• _WHAT TO PRODUCE_: Determine which lines contain the word "Department", then copy those lines.

• _MATERIAL FOR THIS EXERCISE_:
__________

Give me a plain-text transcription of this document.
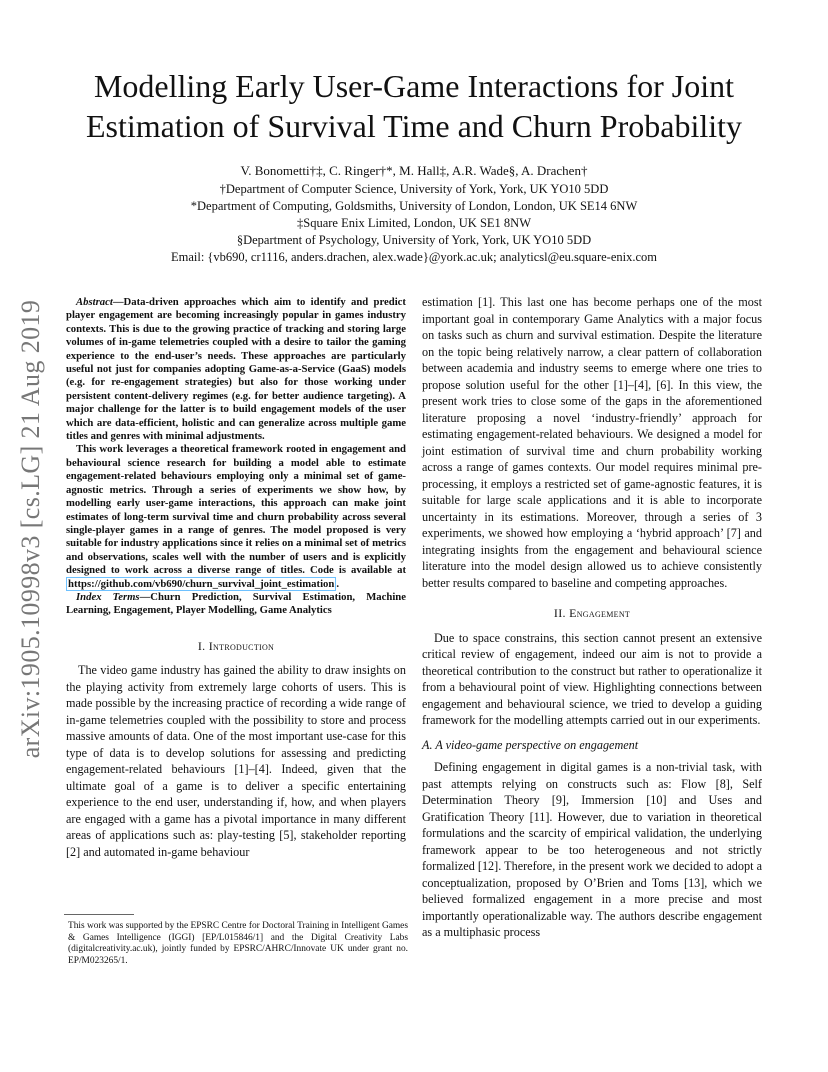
Modelling Early User-Game Interactions for Joint
Estimation of Survival Time and Churn Probability
V. Bonometti†‡, C. Ringer†*, M. Hall‡, A.R. Wade§, A. Drachen†
†Department of Computer Science, University of York, York, UK YO10 5DD
*Department of Computing, Goldsmiths, University of London, London, UK SE14 6NW
‡Square Enix Limited, London, UK SE1 8NW
§Department of Psychology, University of York, York, UK YO10 5DD
Email: {vb690, cr1116, anders.drachen, alex.wade}@york.ac.uk; analyticsl@eu.square-enix.com
arXiv:1905.10998v3 [cs.LG] 21 Aug 2019	Abstract—Data-driven approaches which aim to identify and predict player engagement are becoming increasingly popular in games industry contexts. This is due to the growing practice of tracking and storing large volumes of in-game telemetries coupled with a desire to tailor the gaming experience to the end-user’s needs. These approaches are particularly useful not just for companies adopting Game-as-a-Service (GaaS) models (e.g. for re-engagement strategies) but also for those working under persistent content-delivery regimes (e.g. for better audience targeting). A major challenge for the latter is to build engagement models of the user which are data-efficient, holistic and can generalize across multiple game titles and genres with minimal adjustments.

This work leverages a theoretical framework rooted in engagement and behavioural science research for building a model able to estimate engagement-related behaviours employing only a minimal set of game-agnostic metrics. Through a series of experiments we show how, by modelling early user-game interactions, this approach can make joint estimates of long-term survival time and churn probability across several single-player games in a range of genres. The model proposed is very suitable for industry applications since it relies on a minimal set of metrics and observations, scales well with the number of users and is explicitly designed to work across a diverse range of titles. Code is available at https://github.com/vb690/churn_survival_joint_estimation .

Index Terms—Churn Prediction, Survival Estimation, Machine Learning, Engagement, Player Modelling, Game Analytics

I. Introduction

The video game industry has gained the ability to draw insights on the playing activity from extremely large cohorts of users. This is made possible by the increasing practice of recording a wide range of in-game telemetries coupled with the possibility to store and process massive amounts of data. One of the most important use-case for this type of data is to develop solutions for assessing and predicting engagement-related behaviours [1]–[4]. Indeed, given that the ultimate goal of a game is to deliver a specific entertaining experience to the end user, understanding if, how, and when players are engaged with a game has a pivotal importance in many different areas of applications such as: play-testing [5], stakeholder reporting [2] and automated in-game behaviour

This work was supported by the EPSRC Centre for Doctoral Training in Intelligent Games & Games Intelligence (IGGI) [EP/L015846/1] and the Digital Creativity Labs (digitalcreativity.ac.uk), jointly funded by EPSRC/AHRC/Innovate UK under grant no. EP/M023265/1.

estimation [1]. This last one has become perhaps one of the most important goal in contemporary Game Analytics with a major focus on tasks such as churn and survival estimation. Despite the literature on the topic being relatively narrow, a clear pattern of collaboration between academia and industry seems to emerge where one tries to propose solution useful for the other [1]–[4], [6]. In this view, the present work tries to close some of the gaps in the aforementioned literature proposing a novel ‘industry-friendly’ approach for estimating engagement-related behaviours. We designed a model for joint estimation of survival time and churn probability working across a range of games contexts. Our model requires minimal pre-processing, it employs a restricted set of game-agnostic features, it is suitable for large scale applications and it is able to incorporate uncertainty in its estimations. Moreover, through a series of 3 experiments, we showed how employing a ‘hybrid approach’ [7] and integrating insights from the engagement and behavioural science literature into the model design allowed us to achieve consistently better results compared to baseline and competing approaches.

II. Engagement

Due to space constrains, this section cannot present an extensive critical review of engagement, indeed our aim is not to provide a theoretical contribution to the construct but rather to operationalize it from a behavioural point of view. Highlighting connections between engagement and behavioural science, we tried to develop a guiding framework for the modelling attempts carried out in our experiments.

A. A video-game perspective on engagement

Defining engagement in digital games is a non-trivial task, with past attempts relying on constructs such as: Flow [8], Self Determination Theory [9], Immersion [10] and Uses and Gratification Theory [11]. However, due to variation in theoretical formulations and the scarcity of empirical validation, the underlying framework appear to be too heterogeneous and not strictly formalized [12]. Therefore, in the present work we decided to adopt a conceptualization, proposed by O’Brien and Toms [13], which we believed formalized engagement in a more precise and most importantly operationalizable way. The authors describe engagement as a multiphasic process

__________

• _EXERCISE SOLUTION_:
†Department of Computer Science, University of York, York, UK YO10 5DD
*Department of Computing, Goldsmiths, University of London, London, UK SE14 6NW
§Department of Psychology, University of York, York, UK YO10 5DD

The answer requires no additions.